** start DATA TO PROCESS **
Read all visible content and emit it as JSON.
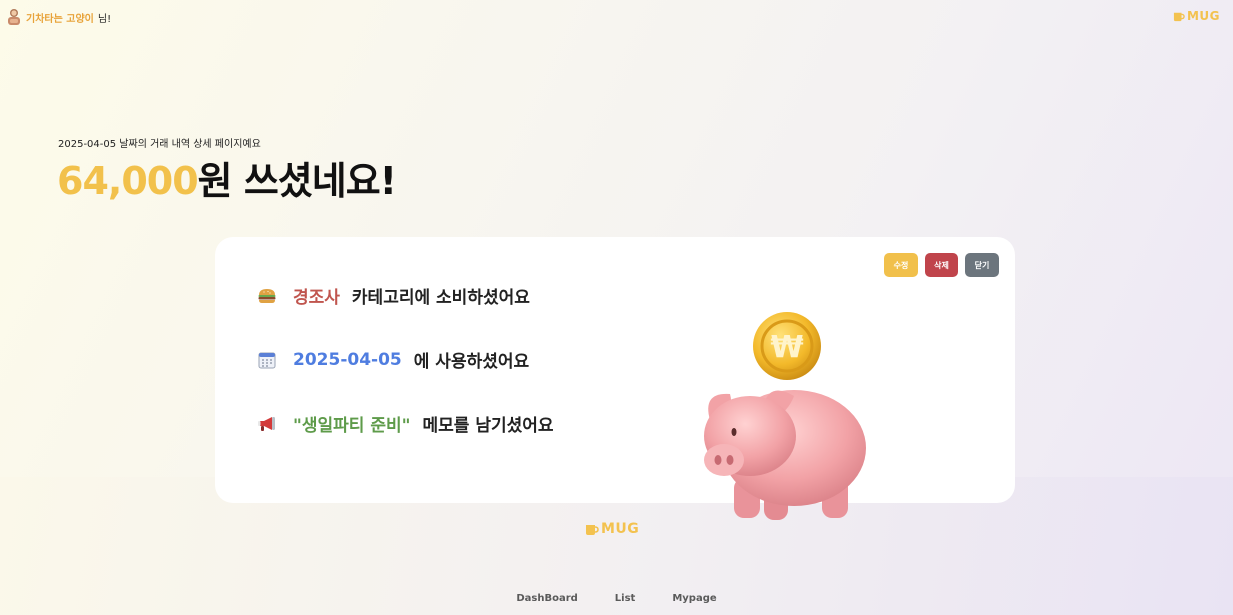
{
  "header": {
    "user_name": "기차타는 고양이",
    "user_suffix": "님!",
    "logo_text": "MUG"
  },
  "page": {
    "subtitle": "2025-04-05 날짜의 거래 내역 상세 페이지예요",
    "amount": "64,000",
    "amount_suffix": "원 쓰셨네요!"
  },
  "card": {
    "buttons": {
      "edit": "수정",
      "delete": "삭제",
      "close": "닫기"
    },
    "rows": [
      {
        "icon": "hamburger-icon",
        "value": "경조사",
        "text": "카테고리에 소비하셨어요"
      },
      {
        "icon": "calendar-icon",
        "value": "2025-04-05",
        "text": "에 사용하셨어요"
      },
      {
        "icon": "megaphone-icon",
        "value": "\"생일파티 준비\"",
        "text": "메모를 남기셨어요"
      }
    ]
  },
  "footer": {
    "logo_text": "MUG",
    "nav": [
      "DashBoard",
      "List",
      "Mypage"
    ]
  },
  "colors": {
    "accent": "#f2c14b",
    "category": "#c0554e",
    "date": "#4f7de0",
    "memo": "#5e9b4a",
    "delete": "#c0444b",
    "close": "#6c757d"
  }
}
** end DATA TO PROCESS **
● **THE PROBLEM**
Write the entries above out again exactly, but not the pictures.

● **THE COMPLETED TASK**
Read all visible content and emit it as JSON.
{
  "header": {
    "user_name": "기차타는 고양이",
    "user_suffix": "님!",
    "logo_text": "MUG"
  },
  "page": {
    "subtitle": "2025-04-05 날짜의 거래 내역 상세 페이지예요",
    "amount": "64,000",
    "amount_suffix": "원 쓰셨네요!"
  },
  "card": {
    "buttons": {
      "edit": "수정",
      "delete": "삭제",
      "close": "닫기"
    },
    "rows": [
      {
        "icon": "hamburger-icon",
        "value": "경조사",
        "text": "카테고리에 소비하셨어요"
      },
      {
        "icon": "calendar-icon",
        "value": "2025-04-05",
        "text": "에 사용하셨어요"
      },
      {
        "icon": "megaphone-icon",
        "value": "\"생일파티 준비\"",
        "text": "메모를 남기셨어요"
      }
    ]
  },
  "footer": {
    "logo_text": "MUG",
    "nav": [
      "DashBoard",
      "List",
      "Mypage"
    ]
  },
  "colors": {
    "accent": "#f2c14b",
    "category": "#c0554e",
    "date": "#4f7de0",
    "memo": "#5e9b4a",
    "delete": "#c0444b",
    "close": "#6c757d"
  }
}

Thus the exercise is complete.